| Given instruction |
Which lines below hold the word "matriciales"? Copy all of them.

— start of Task input —

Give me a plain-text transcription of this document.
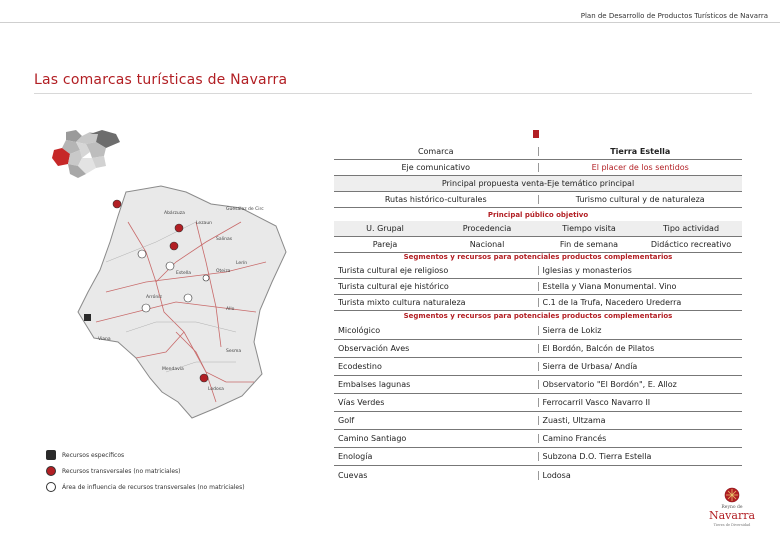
Plan de Desarrollo de Productos Turísticos de Navarra
Las comarcas turísticas de Navarra
Abárzuza
Guesálaz de Circ
Lezaun
Salinas
Lerín
Oteiza
Estella
Viana
Lodosa
Sesma
Allo
Arróniz
Mendavia
Comarca	Tierra Estella
Eje comunicativo	El placer de los sentidos
Principal propuesta venta-Eje temático principal
Rutas histórico-culturales	Turismo cultural y de naturaleza
Principal público objetivo
U. Grupal	Procedencia	Tiempo visita	Tipo actividad
Pareja	Nacional	Fin de semana	Didáctico recreativo
Segmentos y recursos para potenciales productos complementarios
Turista cultural eje religioso	Iglesias y monasterios
Turista cultural eje histórico	Estella y Viana Monumental. Vino
Turista mixto cultura naturaleza	C.1 de la Trufa, Nacedero Urederra
Segmentos y recursos para potenciales productos complementarios
Micológico	Sierra de Lokiz
Observación Aves	El Bordón, Balcón de Pilatos
Ecodestino	Sierra de Urbasa/ Andía
Embalses lagunas	Observatorio "El Bordón", E. Alloz
Vías Verdes	Ferrocarril Vasco Navarro II
Golf	Zuasti, Ultzama
Camino Santiago	Camino Francés
Enología	Subzona D.O. Tierra Estella
Cuevas	Lodosa
Recursos específicos
Recursos transversales (no matriciales)
Área de influencia de recursos transversales (no matriciales)
Reyno de
Navarra
Tierra de Diversidad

— end of Task input —

| Task output |
Recursos transversales (no matriciales)
Área de influencia de recursos transversales (no matriciales)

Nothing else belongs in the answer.